### GIVEN TASK
Read the records below and copy each line that contains "type".

--- Start SUPPLIED RECORDS ---

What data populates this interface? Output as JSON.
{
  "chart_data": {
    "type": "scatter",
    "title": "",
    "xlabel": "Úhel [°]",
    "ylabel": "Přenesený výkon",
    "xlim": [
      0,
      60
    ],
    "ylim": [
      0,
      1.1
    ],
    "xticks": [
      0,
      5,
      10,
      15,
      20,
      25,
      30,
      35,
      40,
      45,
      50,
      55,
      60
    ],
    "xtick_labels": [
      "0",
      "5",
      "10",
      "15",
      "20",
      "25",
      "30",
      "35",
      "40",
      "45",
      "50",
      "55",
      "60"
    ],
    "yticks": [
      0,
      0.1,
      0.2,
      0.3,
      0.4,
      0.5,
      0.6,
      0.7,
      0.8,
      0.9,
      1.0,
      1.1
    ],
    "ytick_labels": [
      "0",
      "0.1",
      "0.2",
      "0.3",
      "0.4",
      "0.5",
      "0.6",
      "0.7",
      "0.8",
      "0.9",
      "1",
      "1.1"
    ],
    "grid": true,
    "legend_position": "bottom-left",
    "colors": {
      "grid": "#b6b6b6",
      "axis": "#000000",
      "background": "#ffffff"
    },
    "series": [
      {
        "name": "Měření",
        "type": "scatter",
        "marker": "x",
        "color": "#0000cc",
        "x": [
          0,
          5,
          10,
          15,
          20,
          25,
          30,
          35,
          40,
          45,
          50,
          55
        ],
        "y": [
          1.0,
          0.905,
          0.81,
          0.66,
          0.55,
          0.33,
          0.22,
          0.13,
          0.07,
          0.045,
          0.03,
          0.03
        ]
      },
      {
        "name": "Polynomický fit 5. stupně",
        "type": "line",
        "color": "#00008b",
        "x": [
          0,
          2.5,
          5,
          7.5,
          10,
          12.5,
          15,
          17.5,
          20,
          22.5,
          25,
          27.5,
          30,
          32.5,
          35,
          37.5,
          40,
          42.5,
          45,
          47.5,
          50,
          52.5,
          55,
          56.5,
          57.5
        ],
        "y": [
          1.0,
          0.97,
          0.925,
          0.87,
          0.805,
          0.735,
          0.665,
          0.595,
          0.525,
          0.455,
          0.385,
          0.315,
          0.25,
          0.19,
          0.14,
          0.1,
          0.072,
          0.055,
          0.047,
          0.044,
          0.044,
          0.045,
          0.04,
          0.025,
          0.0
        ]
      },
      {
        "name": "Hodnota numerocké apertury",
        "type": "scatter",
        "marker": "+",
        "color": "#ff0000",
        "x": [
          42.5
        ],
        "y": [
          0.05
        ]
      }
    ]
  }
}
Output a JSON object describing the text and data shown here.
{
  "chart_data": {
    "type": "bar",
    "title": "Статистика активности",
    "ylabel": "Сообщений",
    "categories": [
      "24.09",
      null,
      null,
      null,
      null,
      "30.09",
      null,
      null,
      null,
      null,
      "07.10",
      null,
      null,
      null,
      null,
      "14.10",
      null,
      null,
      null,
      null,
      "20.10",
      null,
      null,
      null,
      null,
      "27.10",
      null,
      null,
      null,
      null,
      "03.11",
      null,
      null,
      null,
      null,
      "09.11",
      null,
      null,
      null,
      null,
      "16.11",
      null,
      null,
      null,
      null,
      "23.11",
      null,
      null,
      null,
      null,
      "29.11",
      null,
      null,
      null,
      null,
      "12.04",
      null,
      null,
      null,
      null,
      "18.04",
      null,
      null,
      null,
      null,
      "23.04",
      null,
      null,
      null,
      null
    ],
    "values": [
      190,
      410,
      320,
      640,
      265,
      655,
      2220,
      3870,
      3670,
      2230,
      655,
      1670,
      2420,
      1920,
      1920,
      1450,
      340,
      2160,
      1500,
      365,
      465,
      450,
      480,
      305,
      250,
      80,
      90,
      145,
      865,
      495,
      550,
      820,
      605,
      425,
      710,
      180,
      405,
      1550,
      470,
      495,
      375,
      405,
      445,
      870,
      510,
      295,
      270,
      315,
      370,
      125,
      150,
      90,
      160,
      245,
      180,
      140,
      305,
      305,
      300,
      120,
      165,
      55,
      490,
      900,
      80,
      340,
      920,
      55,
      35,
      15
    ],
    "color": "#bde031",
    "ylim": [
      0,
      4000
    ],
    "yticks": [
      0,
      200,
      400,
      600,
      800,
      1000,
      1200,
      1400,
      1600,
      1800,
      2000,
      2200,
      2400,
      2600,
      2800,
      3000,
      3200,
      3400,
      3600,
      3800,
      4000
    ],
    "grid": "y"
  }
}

--- End SUPPLIED RECORDS ---
--- Start SUPPLIED RECORDS ---

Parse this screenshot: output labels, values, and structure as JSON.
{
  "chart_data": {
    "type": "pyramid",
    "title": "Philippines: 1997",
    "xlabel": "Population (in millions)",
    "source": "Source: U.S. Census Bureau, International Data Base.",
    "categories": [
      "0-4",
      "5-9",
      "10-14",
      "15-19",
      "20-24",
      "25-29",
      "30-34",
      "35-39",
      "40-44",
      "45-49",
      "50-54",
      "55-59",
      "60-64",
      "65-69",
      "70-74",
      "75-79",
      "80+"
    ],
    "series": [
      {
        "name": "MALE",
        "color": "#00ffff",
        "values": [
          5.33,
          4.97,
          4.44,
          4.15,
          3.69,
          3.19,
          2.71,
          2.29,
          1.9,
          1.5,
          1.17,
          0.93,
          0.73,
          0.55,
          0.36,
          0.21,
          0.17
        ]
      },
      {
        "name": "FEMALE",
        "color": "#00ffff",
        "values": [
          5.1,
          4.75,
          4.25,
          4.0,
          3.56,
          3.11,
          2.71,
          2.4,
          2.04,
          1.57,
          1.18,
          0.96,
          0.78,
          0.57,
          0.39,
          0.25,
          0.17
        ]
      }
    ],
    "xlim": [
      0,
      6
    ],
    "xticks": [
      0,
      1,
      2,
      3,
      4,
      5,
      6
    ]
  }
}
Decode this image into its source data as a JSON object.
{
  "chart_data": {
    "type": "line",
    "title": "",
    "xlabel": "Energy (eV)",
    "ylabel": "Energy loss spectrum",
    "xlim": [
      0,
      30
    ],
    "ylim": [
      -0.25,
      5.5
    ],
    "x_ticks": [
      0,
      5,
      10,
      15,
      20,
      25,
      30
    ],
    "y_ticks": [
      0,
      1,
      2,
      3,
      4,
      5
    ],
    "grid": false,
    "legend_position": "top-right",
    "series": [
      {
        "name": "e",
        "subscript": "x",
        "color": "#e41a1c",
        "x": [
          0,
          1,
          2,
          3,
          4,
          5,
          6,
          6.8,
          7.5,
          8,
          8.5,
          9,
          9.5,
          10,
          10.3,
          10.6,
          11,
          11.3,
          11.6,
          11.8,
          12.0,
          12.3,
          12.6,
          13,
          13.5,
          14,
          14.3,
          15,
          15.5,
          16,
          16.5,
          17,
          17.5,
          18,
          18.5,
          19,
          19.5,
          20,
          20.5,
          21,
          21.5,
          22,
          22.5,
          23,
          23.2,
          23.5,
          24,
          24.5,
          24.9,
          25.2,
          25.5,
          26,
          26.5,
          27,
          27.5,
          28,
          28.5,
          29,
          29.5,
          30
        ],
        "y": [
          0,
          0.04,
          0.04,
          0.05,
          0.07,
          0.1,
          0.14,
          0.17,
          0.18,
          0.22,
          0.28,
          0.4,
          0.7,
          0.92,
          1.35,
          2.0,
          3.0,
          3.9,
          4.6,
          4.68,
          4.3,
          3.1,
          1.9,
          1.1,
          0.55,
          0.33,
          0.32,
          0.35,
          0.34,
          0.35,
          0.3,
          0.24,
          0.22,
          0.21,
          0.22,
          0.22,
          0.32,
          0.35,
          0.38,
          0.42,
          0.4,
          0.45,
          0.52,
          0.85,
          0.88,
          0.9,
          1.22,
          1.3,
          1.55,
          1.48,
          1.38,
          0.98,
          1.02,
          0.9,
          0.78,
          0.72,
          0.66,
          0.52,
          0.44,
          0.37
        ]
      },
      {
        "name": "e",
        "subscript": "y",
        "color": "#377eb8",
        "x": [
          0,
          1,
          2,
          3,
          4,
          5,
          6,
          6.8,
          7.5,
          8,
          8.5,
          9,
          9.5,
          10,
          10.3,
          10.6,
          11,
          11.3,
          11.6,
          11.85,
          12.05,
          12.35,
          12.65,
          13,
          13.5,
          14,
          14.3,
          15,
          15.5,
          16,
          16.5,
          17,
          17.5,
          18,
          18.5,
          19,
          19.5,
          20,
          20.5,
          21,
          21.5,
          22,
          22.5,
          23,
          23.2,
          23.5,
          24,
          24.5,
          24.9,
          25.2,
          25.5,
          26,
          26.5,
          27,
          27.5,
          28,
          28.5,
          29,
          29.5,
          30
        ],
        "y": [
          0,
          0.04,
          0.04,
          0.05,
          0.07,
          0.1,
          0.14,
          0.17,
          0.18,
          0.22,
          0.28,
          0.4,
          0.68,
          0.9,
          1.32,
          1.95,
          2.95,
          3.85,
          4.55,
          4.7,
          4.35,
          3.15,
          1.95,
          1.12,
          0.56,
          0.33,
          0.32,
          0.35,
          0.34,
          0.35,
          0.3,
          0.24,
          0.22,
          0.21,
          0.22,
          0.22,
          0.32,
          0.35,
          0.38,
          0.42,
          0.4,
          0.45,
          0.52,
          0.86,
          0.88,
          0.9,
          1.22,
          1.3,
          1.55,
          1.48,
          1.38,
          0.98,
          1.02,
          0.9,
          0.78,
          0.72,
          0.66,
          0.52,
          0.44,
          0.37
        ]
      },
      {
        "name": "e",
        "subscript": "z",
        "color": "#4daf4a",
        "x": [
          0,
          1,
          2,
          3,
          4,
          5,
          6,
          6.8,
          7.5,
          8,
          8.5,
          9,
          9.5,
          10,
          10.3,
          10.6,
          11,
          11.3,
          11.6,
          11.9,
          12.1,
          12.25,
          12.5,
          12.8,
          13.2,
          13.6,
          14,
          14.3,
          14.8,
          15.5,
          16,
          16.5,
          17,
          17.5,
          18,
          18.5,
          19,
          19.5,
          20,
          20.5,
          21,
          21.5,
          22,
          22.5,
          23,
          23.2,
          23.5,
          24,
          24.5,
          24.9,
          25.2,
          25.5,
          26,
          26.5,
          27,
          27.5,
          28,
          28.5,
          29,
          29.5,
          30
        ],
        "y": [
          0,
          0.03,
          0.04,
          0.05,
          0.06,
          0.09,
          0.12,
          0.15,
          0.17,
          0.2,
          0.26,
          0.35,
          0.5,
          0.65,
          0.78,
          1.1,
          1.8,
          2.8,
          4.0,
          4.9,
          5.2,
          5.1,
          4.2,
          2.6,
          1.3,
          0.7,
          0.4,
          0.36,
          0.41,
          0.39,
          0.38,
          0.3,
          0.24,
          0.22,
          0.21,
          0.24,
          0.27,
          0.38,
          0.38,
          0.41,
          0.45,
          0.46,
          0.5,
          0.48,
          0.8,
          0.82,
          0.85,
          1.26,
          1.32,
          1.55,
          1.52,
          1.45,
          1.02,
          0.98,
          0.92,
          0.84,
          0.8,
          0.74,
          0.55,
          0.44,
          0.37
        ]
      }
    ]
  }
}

--- End SUPPLIED RECORDS ---

### TASK RESPONSE
    "type": "scatter",
        "type": "scatter",
        "type": "line",
        "type": "scatter",
    "type": "bar",
    "type": "pyramid",
    "type": "line",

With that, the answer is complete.